- What to produce: All entries should be output exactly as they stand.

Part of a data file:

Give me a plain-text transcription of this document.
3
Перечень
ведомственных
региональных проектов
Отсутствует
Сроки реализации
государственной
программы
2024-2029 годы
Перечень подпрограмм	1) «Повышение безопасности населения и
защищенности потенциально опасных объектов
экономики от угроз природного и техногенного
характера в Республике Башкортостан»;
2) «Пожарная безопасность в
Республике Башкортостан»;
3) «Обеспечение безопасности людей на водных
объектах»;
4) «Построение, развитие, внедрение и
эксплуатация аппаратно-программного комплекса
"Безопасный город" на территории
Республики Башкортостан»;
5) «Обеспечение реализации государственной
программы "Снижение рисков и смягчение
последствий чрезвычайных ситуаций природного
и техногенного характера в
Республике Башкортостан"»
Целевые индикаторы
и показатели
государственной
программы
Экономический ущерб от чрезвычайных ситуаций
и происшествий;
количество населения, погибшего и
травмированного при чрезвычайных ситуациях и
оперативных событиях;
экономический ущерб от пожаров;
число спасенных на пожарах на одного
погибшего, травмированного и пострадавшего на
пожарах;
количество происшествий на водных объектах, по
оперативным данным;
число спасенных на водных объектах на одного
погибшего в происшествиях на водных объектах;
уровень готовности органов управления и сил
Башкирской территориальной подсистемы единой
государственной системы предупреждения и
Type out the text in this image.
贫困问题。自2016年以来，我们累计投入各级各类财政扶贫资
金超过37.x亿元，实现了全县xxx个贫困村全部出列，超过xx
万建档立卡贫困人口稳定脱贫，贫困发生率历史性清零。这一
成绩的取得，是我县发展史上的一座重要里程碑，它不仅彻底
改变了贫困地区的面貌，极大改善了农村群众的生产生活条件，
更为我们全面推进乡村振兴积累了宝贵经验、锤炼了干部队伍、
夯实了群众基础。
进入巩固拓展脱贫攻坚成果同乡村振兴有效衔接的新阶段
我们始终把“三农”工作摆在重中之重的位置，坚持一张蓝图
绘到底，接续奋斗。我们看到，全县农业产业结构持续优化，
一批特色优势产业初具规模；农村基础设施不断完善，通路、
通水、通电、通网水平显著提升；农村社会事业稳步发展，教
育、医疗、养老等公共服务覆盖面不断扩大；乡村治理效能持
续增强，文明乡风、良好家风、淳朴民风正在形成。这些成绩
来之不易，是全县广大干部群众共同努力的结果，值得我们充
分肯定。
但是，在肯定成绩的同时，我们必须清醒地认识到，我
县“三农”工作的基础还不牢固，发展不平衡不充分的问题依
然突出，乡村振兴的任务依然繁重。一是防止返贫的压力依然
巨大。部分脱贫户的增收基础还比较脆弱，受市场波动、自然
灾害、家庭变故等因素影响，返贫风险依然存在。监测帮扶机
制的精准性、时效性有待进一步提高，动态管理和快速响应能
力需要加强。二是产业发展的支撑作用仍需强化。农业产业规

- Task output:
Give me a plain-text transcription of this document.
3
Перечень
ведомственных
региональных проектов
Отсутствует
Сроки реализации
государственной
программы
2024-2029 годы
Перечень подпрограмм	1) «Повышение безопасности населения и
защищенности потенциально опасных объектов
экономики от угроз природного и техногенного
характера в Республике Башкортостан»;
2) «Пожарная безопасность в
Республике Башкортостан»;
3) «Обеспечение безопасности людей на водных
объектах»;
4) «Построение, развитие, внедрение и
эксплуатация аппаратно-программного комплекса
"Безопасный город" на территории
Республики Башкортостан»;
5) «Обеспечение реализации государственной
программы "Снижение рисков и смягчение
последствий чрезвычайных ситуаций природного
и техногенного характера в
Республике Башкортостан"»
Целевые индикаторы
и показатели
государственной
программы
Экономический ущерб от чрезвычайных ситуаций
и происшествий;
количество населения, погибшего и
травмированного при чрезвычайных ситуациях и
оперативных событиях;
экономический ущерб от пожаров;
число спасенных на пожарах на одного
погибшего, травмированного и пострадавшего на
пожарах;
количество происшествий на водных объектах, по
оперативным данным;
число спасенных на водных объектах на одного
погибшего в происшествиях на водных объектах;
уровень готовности органов управления и сил
Башкирской территориальной подсистемы единой
государственной системы предупреждения и
Type out the text in this image.
贫困问题。自2016年以来，我们累计投入各级各类财政扶贫资
金超过37.x亿元，实现了全县xxx个贫困村全部出列，超过xx
万建档立卡贫困人口稳定脱贫，贫困发生率历史性清零。这一
成绩的取得，是我县发展史上的一座重要里程碑，它不仅彻底
改变了贫困地区的面貌，极大改善了农村群众的生产生活条件，
更为我们全面推进乡村振兴积累了宝贵经验、锤炼了干部队伍、
夯实了群众基础。
进入巩固拓展脱贫攻坚成果同乡村振兴有效衔接的新阶段
我们始终把“三农”工作摆在重中之重的位置，坚持一张蓝图
绘到底，接续奋斗。我们看到，全县农业产业结构持续优化，
一批特色优势产业初具规模；农村基础设施不断完善，通路、
通水、通电、通网水平显著提升；农村社会事业稳步发展，教
育、医疗、养老等公共服务覆盖面不断扩大；乡村治理效能持
续增强，文明乡风、良好家风、淳朴民风正在形成。这些成绩
来之不易，是全县广大干部群众共同努力的结果，值得我们充
分肯定。
但是，在肯定成绩的同时，我们必须清醒地认识到，我
县“三农”工作的基础还不牢固，发展不平衡不充分的问题依
然突出，乡村振兴的任务依然繁重。一是防止返贫的压力依然
巨大。部分脱贫户的增收基础还比较脆弱，受市场波动、自然
灾害、家庭变故等因素影响，返贫风险依然存在。监测帮扶机
制的精准性、时效性有待进一步提高，动态管理和快速响应能
力需要加强。二是产业发展的支撑作用仍需强化。农业产业规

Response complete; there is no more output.